_Exercise objective:_ Count how many lines below contain the word "style", then give that number alone.

(Stored data entries)
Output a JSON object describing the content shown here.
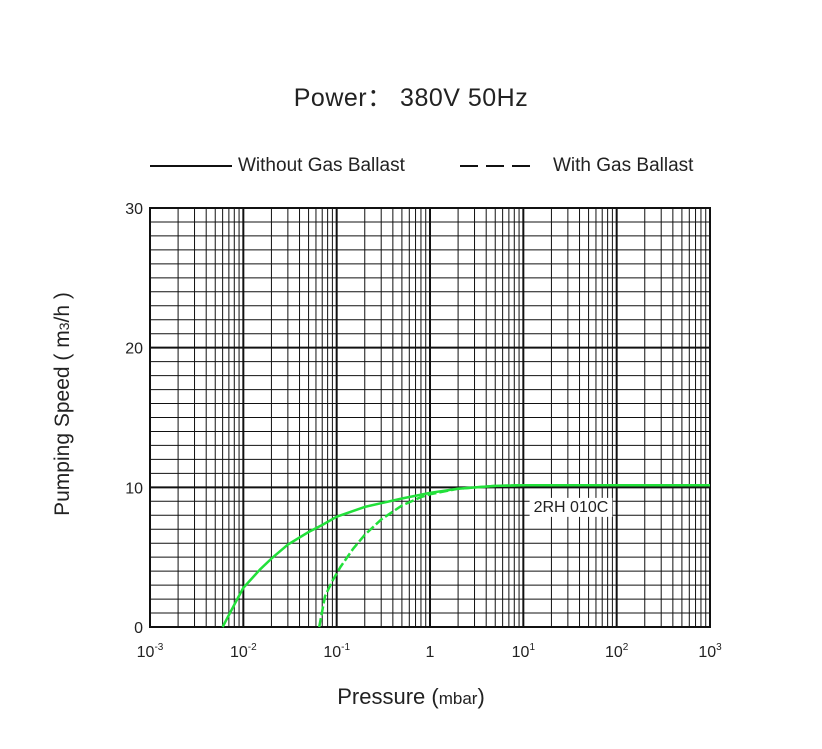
{
  "chart_data": {
    "type": "line",
    "title": "Power： 380V 50Hz",
    "xlabel": "Pressure",
    "xunit": "mbar",
    "ylabel": "Pumping Speed ( m3/h )",
    "xscale": "log",
    "xlim": [
      0.001,
      1000
    ],
    "ylim": [
      0,
      30
    ],
    "x_ticks": [
      {
        "base": "10",
        "exp": "-3"
      },
      {
        "base": "10",
        "exp": "-2"
      },
      {
        "base": "10",
        "exp": "-1"
      },
      {
        "base": "1",
        "exp": ""
      },
      {
        "base": "10",
        "exp": "1"
      },
      {
        "base": "10",
        "exp": "2"
      },
      {
        "base": "10",
        "exp": "3"
      }
    ],
    "y_ticks": [
      "0",
      "10",
      "20",
      "30"
    ],
    "grid": true,
    "legend_placement": "top",
    "legend": [
      {
        "label": "Without Gas Ballast",
        "style": "solid"
      },
      {
        "label": "With Gas Ballast",
        "style": "dashed"
      }
    ],
    "annotation": "2RH 010C",
    "series": [
      {
        "style": "solid",
        "color": "#22e03a",
        "x": [
          0.006,
          0.008,
          0.01,
          0.015,
          0.02,
          0.03,
          0.05,
          0.07,
          0.1,
          0.2,
          0.5,
          1,
          2,
          5,
          10,
          100,
          1000
        ],
        "y": [
          0,
          1.6,
          2.8,
          4.1,
          4.9,
          5.9,
          6.8,
          7.3,
          7.9,
          8.6,
          9.2,
          9.6,
          9.9,
          10.1,
          10.15,
          10.15,
          10.15
        ]
      },
      {
        "style": "dashed",
        "color": "#22e03a",
        "x": [
          0.065,
          0.075,
          0.09,
          0.11,
          0.15,
          0.2,
          0.3,
          0.5,
          0.8,
          1,
          2,
          5,
          10,
          100,
          1000
        ],
        "y": [
          0,
          2.2,
          3.3,
          4.3,
          5.6,
          6.6,
          7.7,
          8.7,
          9.3,
          9.5,
          9.9,
          10.1,
          10.15,
          10.15,
          10.15
        ]
      }
    ]
  }
}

_The response:_ 4